-- What is asked --
• a. Rewrite the article on Australian wealth starting at "According to the" and ending at "skew the figures.", and replace "median" with "typical".
• b. Continue the article on Australian wealth from where it stops.

-- Source --

Australians have the highest median wealth in the world — why aren’t we investing in property?

investing in property

It’s official — the Credit Suisse Global Wealth Report 2018 found Australians have overtaken the Swiss to be number one in the world when it comes to highest median wealth. 

According to the report, which analyses the wealth held by five billion adults across the globe from the least affluent to the wealthiest individuals, the median or middle level of wealth (assets minus debts) held by Australian adults is $US191,453.

Switzerland has a higher average wealth than us as because of a few ultra-high-net-worth individuals who skew the figures.

The report shows collectively Australians have a net worth of almost $10.4 trillion. This includes assets worth $12.8 trillion, minus liabilities worth $2.4 trillion.

Now I know many Australians whose wages have not gone up for a number of years and who are battling with rising energy costs and record high petrol prices are thinking that’s not me — that’s the 1%.

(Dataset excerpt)
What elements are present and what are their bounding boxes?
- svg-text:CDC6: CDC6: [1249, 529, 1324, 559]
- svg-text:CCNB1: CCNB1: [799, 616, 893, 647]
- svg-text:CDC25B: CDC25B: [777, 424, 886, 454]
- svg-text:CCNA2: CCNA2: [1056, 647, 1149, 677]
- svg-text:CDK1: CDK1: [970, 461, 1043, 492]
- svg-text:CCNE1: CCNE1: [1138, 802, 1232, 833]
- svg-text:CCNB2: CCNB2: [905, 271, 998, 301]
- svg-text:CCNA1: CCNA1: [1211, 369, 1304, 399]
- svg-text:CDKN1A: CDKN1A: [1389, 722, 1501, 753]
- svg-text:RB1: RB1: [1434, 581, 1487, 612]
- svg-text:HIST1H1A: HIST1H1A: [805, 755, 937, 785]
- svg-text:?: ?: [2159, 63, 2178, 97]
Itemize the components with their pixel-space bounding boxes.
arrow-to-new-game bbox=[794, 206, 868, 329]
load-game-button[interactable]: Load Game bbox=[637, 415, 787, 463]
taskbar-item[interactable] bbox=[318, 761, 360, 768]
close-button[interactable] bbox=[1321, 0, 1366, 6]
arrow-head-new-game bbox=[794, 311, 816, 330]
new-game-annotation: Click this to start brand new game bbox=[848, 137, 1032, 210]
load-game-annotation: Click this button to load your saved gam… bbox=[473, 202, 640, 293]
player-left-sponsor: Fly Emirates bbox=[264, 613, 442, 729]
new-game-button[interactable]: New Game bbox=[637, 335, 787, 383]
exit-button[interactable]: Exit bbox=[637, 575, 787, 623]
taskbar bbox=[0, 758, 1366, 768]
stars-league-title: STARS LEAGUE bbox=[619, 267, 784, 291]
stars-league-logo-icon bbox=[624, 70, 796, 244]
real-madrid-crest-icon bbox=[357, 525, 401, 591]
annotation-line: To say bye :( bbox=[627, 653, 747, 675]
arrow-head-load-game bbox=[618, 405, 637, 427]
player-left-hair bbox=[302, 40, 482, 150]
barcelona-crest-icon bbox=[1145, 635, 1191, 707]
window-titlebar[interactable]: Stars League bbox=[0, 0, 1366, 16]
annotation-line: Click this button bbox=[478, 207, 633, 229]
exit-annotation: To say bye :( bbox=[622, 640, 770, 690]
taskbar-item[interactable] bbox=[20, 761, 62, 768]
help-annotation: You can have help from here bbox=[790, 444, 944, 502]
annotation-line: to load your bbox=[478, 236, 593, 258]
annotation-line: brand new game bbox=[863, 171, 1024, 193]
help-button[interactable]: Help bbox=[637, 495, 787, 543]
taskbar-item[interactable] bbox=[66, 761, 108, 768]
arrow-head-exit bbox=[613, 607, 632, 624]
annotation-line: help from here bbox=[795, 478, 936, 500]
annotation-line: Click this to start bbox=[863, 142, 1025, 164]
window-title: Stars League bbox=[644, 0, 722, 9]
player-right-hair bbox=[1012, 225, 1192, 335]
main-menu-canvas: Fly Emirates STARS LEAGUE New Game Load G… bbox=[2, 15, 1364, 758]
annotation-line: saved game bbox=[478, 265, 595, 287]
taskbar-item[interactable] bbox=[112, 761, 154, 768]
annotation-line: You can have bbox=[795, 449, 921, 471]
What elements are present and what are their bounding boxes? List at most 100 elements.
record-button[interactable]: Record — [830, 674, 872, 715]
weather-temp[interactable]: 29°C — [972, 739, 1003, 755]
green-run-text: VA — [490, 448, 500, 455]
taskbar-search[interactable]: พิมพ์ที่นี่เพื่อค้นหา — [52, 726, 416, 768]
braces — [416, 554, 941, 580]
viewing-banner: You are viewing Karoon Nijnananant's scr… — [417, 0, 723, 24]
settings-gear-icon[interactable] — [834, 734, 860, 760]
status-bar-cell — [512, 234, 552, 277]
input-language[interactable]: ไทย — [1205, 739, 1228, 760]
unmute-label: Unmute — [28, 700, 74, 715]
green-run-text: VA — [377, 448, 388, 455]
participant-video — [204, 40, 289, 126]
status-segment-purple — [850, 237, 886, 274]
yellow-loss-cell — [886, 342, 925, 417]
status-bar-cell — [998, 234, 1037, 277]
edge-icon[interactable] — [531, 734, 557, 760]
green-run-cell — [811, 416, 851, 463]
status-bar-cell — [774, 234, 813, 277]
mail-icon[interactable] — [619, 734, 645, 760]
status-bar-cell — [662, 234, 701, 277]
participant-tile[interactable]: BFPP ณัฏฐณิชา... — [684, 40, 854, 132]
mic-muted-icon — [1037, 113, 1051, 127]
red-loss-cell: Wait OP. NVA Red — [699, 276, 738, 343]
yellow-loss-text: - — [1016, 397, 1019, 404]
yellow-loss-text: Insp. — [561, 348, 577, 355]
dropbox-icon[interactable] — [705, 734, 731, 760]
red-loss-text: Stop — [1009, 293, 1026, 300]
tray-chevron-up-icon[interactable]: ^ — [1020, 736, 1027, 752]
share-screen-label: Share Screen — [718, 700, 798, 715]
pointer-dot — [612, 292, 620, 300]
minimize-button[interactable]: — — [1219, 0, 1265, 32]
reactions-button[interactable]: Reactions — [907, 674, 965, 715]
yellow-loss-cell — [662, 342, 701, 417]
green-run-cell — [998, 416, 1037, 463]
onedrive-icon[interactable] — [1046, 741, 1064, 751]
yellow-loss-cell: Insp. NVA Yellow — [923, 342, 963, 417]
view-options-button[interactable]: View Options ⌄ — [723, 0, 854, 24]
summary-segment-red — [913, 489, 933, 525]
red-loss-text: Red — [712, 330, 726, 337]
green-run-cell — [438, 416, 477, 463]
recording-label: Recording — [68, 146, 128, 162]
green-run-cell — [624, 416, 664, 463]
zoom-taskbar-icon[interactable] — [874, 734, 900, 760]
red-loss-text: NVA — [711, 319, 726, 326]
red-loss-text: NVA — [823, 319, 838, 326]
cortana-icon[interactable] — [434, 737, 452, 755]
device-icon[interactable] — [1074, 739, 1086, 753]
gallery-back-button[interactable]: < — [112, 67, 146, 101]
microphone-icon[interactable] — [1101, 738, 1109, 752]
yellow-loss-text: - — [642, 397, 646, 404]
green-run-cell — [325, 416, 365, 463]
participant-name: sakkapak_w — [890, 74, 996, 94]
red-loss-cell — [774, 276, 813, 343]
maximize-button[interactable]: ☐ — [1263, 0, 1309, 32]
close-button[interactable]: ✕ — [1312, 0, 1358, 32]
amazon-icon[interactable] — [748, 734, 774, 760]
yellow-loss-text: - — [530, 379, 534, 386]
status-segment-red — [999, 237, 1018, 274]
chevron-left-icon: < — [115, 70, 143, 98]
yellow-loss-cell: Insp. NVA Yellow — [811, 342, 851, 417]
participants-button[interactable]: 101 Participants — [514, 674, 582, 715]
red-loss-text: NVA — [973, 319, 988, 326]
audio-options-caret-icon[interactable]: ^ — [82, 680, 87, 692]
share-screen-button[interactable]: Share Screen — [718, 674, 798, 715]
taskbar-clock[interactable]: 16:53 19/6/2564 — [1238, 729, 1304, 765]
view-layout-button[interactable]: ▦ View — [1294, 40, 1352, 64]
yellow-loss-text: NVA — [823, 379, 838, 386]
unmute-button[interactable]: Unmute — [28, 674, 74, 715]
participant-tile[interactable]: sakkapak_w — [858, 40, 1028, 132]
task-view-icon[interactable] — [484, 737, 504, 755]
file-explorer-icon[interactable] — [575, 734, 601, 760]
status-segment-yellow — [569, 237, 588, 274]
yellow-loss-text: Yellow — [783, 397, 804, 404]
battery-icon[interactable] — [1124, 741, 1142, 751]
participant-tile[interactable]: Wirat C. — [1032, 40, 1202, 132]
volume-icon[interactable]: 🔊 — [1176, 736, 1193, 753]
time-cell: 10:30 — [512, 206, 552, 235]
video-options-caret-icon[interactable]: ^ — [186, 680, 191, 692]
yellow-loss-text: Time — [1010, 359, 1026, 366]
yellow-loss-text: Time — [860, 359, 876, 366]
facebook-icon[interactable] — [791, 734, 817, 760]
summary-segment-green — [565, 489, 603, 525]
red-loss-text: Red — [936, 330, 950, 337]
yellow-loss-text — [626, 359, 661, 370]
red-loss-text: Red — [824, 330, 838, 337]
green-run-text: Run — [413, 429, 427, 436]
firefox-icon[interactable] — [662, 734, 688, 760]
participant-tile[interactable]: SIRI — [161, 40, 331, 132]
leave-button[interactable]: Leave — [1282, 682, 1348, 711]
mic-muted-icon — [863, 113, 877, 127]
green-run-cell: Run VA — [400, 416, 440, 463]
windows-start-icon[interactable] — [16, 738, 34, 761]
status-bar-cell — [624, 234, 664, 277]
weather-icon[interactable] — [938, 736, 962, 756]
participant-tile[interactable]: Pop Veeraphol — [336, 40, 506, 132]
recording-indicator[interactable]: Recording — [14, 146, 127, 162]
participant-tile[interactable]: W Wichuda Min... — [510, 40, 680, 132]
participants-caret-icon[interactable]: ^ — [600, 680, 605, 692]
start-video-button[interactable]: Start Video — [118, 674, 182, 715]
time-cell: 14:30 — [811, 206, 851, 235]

-- Task-by-task results --
• a.
According to the report, which analyses the wealth held by five billion adults across the globe from the least affluent to the wealthiest individuals, the typical or middle level of wealth (assets minus debts) held by Australian adults is $US191,453.

Switzerland has a higher average wealth than us as because of a few ultra-high-net-worth individuals who skew the figures.

• b.
However, what they forget is compared to the rest of the world, they are the 1%!

Yet, our consumer confidence is at very low levels. We’re suffering a crisis of confidence because of the barrage of scary headlines the media keeps throwing our way.

And it’s much the same with property. Currently, many home buyers and property investors are worried.

Last year they were worried they would miss out on the rising property prices (they had FOMO, or a fear of missing out). Today its FOBE, a fear of buying early, worrying prices will drop further.

Too many investors are basing their decisions on media coverage and ignoring the fundamentals.

They forget:

  • Our economy is chugging along nicely and is the envy of most developed nations;
  • Our interest rates are at historically low levels and unlikely to go up any time soon;
  • We’re creating more jobs than ever for our fast growing population; and
  • We’re not building enough dwellings to accommodate all the new households and, with the exception of Perth and Sydney, vacancy rates are at all-time lows.

Yes, investors are making decisions that will affect the next 30 years based on the last 30 minutes of news. They forget all the good news and how we are the wealthiest nation in the world.

A lot of our wealth has to do with super and property

According to the Credit Suisse report, the average wealth of an Australian adult has increased to USD $411,060, mainly courtesy of growth of property prices and superannuation balances.

In fact, since 2000, the average growth rate of wealth per Australian adult was 12% per annum.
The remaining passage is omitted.